TASK INSTRUCTIONS: Identify the lines that include the word "перевода", then copy all of them.

⟨

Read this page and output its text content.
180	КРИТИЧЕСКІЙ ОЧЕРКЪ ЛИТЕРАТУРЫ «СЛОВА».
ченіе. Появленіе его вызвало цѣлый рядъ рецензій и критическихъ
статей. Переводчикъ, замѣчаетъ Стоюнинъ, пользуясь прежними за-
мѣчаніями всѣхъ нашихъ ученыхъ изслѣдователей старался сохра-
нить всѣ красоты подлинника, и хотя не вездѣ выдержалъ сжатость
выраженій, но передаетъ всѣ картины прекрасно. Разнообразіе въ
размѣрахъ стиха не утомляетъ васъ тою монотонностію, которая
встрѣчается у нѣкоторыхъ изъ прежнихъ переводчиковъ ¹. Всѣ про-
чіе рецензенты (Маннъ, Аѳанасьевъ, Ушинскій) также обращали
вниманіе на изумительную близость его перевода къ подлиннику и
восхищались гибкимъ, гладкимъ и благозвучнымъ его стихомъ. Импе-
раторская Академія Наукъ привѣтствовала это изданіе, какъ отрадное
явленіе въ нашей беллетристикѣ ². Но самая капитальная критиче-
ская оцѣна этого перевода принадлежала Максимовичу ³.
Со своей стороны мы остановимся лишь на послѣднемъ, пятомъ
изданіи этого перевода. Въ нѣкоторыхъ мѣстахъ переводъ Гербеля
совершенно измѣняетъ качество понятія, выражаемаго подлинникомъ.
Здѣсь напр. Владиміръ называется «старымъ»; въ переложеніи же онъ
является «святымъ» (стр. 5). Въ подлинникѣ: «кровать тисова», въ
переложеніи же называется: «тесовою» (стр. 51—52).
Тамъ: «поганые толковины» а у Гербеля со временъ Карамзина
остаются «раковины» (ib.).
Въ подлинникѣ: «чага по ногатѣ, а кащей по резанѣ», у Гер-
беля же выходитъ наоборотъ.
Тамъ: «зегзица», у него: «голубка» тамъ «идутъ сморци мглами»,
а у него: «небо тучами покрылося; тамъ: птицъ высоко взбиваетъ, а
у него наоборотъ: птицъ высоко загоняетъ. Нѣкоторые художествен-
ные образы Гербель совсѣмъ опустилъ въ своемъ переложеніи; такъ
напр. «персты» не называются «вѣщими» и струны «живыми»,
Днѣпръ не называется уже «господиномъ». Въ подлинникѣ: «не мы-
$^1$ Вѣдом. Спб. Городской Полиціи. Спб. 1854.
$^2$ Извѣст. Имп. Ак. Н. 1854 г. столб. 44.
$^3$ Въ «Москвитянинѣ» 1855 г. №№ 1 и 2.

⟩

ANSWER FOR THE TASK:
вниманіе на изумительную близость его перевода къ подлиннику и
ская оцѣна этого перевода принадлежала Максимовичу ³.
изданіи этого перевода. Въ нѣкоторыхъ мѣстахъ переводъ Гербеля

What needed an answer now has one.